Passage provided:
Robert J. Castelli (born December 16, 1949) is an American security consultant, professor and media personality from Goldens Bridge, New York. He served two terms as a member of the New York State Assembly, representing northeastern Westchester County, New York.

During the Vietnam War, he served with the 7th Cavalry Regiment in the United States Army. Upon his separation from military, he became a member of the New York State Police, where he served with the elite Special Investigations Unit and the New York State Organized Crime Task Force for over two decades.

A graduate of Harvard University, Castelli became an educator in 1996 went on to serve as Chair of the Criminal Justice Department at Iona College. After holding elective office in local government, Castelli ran for and was elected to the State Assembly in a special election in February 2010, and was reelected just eight months later for a second, and this time full two-year term. He is also a columnist for the website Politico.

Early life and military career

Castelli was born in Jamaica, New York. He dropped out of high school in 1967 and volunteered to join the United States Army, and was assigned to the 1st Air Cavalry Division as an infantryman. He served in combat operations in the Republic of Vietnam from 1968 to 1969. He received an honorable discharge in 1973.

Upon his return from his Army service, he worked as a Constable in South Carolina before returning to New York and beginning a 21-year career in the New York State Police, during which he worked as an intelligence officer with elite Special Investigations Unit and the New York State Organized Crime Task Force. Castelli held the ranks of trooper, sergeant, investigator, and eventually was promoted to station commander. He was involved in numerous high-profile arrests during his tenure with the State Police.

Castelli is a graduate of Palmer College, the State University of New York and Harvard Kennedy School at Harvard University, where he was named a Pickett Fellow in Criminal Justice Policy and Management by the National Institute of Justice in recognition of his contributions to the law enforcement community. He was also once a nationally ranked competitive  sport shooter.

Instructions to follow:
Set down the whole passage on Robert J. Castelli above, word for word and with its paragraph breaks unchanged.

Provided material:
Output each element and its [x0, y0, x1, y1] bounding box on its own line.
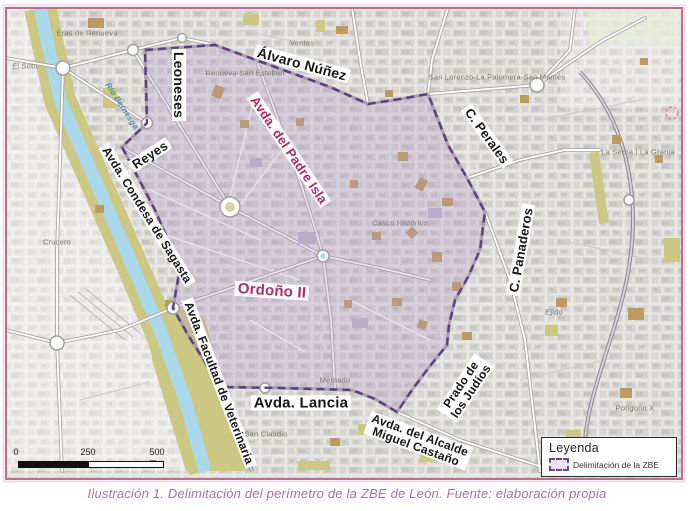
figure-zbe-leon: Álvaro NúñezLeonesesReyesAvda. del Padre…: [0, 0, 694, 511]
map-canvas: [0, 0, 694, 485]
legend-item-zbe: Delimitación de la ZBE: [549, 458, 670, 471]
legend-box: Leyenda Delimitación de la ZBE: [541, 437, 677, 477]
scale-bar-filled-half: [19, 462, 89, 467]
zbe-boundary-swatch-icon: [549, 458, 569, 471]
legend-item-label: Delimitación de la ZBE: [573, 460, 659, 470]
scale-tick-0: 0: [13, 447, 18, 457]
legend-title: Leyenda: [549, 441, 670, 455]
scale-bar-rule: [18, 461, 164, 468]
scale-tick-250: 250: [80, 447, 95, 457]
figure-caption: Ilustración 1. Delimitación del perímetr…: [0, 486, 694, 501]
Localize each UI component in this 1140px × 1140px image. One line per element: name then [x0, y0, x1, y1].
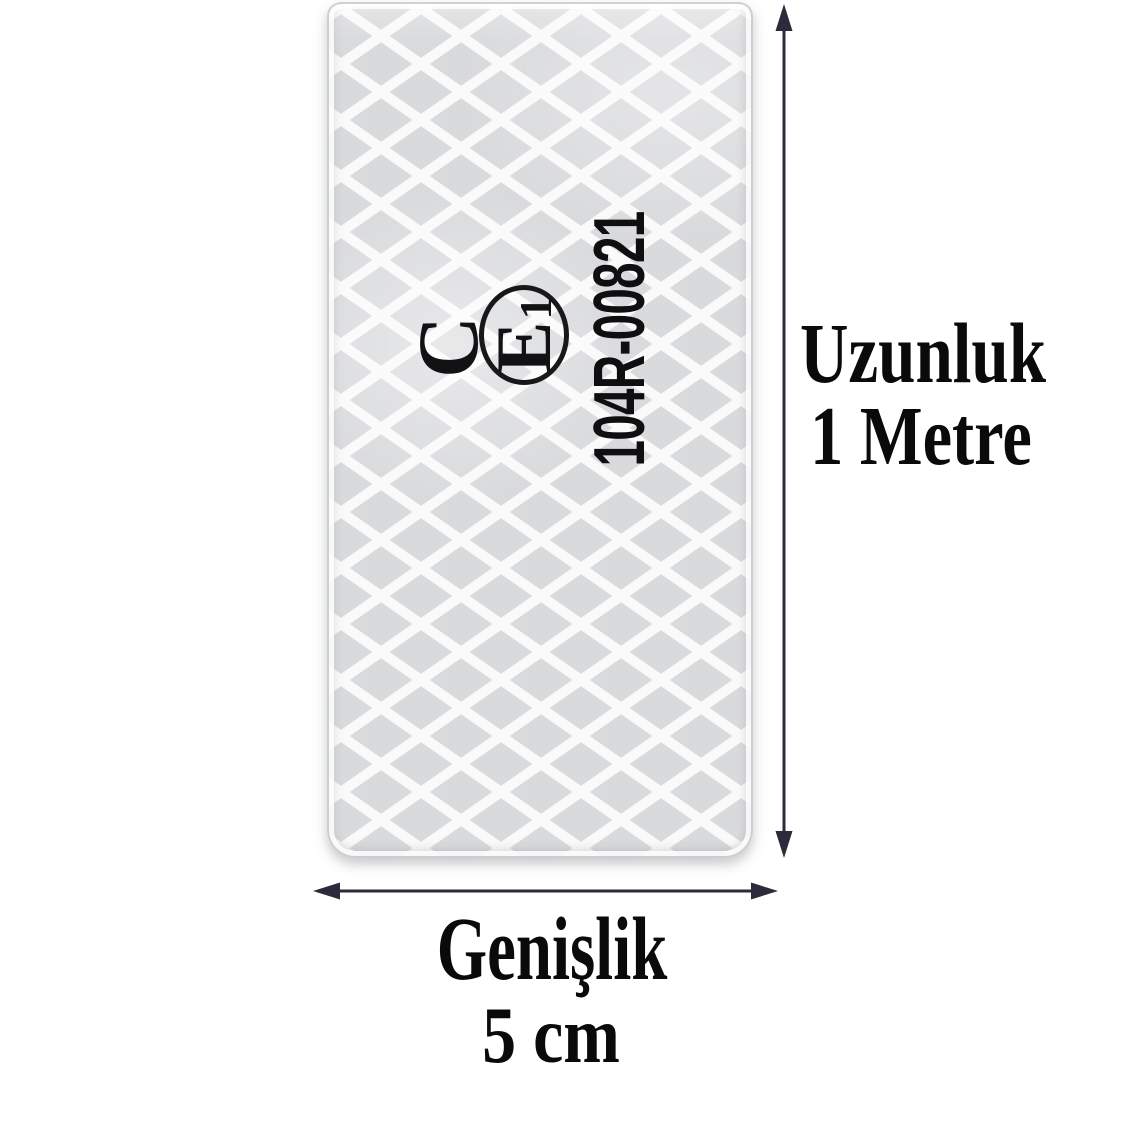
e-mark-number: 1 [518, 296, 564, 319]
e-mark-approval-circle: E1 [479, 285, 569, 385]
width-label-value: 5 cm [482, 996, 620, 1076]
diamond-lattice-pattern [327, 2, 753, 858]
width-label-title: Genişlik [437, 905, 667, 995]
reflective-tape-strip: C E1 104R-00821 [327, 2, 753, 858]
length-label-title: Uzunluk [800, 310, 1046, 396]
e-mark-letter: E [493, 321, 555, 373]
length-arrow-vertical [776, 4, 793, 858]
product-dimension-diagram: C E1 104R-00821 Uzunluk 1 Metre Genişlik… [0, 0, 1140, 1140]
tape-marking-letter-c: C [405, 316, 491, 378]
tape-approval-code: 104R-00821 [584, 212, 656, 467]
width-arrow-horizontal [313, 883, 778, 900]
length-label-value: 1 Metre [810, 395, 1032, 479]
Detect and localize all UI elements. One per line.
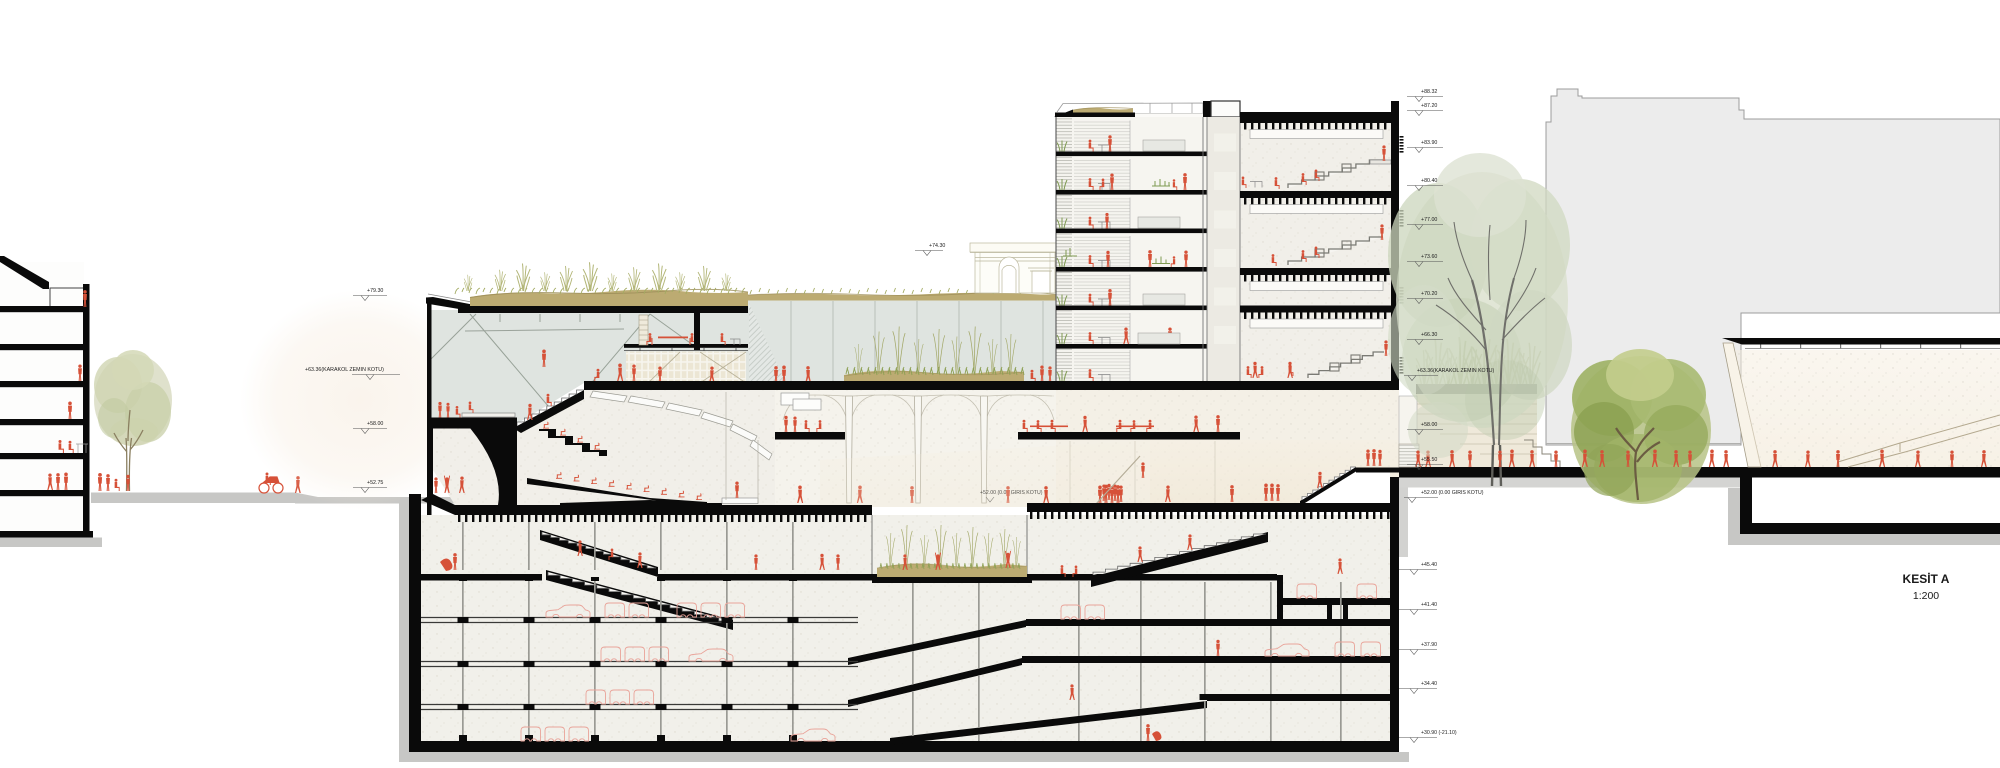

---

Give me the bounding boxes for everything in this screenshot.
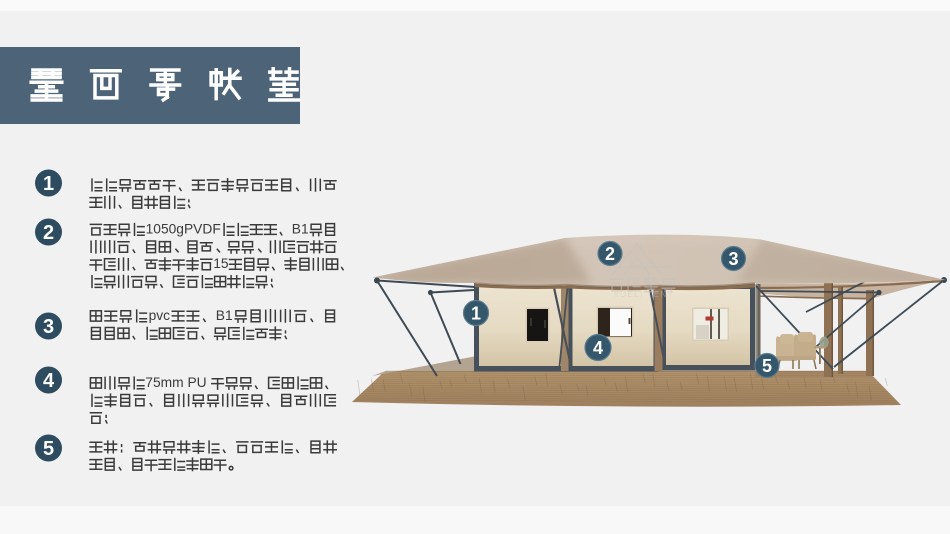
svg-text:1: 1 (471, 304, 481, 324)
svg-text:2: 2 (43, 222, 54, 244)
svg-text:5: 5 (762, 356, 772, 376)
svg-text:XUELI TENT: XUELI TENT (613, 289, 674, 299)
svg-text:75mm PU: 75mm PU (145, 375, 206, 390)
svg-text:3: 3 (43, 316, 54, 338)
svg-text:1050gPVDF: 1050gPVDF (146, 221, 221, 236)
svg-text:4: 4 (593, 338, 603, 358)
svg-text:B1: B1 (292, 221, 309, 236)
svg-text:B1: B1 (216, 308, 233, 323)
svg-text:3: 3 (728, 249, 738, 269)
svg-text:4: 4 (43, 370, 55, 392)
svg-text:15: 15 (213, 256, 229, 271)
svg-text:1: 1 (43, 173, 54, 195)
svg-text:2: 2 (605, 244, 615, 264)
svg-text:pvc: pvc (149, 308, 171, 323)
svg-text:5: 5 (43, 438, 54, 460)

Exercise response:
Robert J. Castelli (born December 16, 1949) is an American security consultant, professor and media personality from Goldens Bridge, New York. He served two terms as a member of the New York State Assembly, representing northeastern Westchester County, New York.

During the Vietnam War, he served with the 7th Cavalry Regiment in the United States Army. Upon his separation from military, he became a member of the New York State Police, where he served with the elite Special Investigations Unit and the New York State Organized Crime Task Force for over two decades.

A graduate of Harvard University, Castelli became an educator in 1996 went on to serve as Chair of the Criminal Justice Department at Iona College. After holding elective office in local government, Castelli ran for and was elected to the State Assembly in a special election in February 2010, and was reelected just eight months later for a second, and this time full two-year term. He is also a columnist for the website Politico.

Early life and military career

Castelli was born in Jamaica, New York. He dropped out of high school in 1967 and volunteered to join the United States Army, and was assigned to the 1st Air Cavalry Division as an infantryman. He served in combat operations in the Republic of Vietnam from 1968 to 1969. He received an honorable discharge in 1973.

Upon his return from his Army service, he worked as a Constable in South Carolina before returning to New York and beginning a 21-year career in the New York State Police, during which he worked as an intelligence officer with elite Special Investigations Unit and the New York State Organized Crime Task Force. Castelli held the ranks of trooper, sergeant, investigator, and eventually was promoted to station commander. He was involved in numerous high-profile arrests during his tenure with the State Police.

Castelli is a graduate of Palmer College, the State University of New York and Harvard Kennedy School at Harvard University, where he was named a Pickett Fellow in Criminal Justice Policy and Management by the National Institute of Justice in recognition of his contributions to the law enforcement community. He was also once a nationally ranked competitive  sport shooter.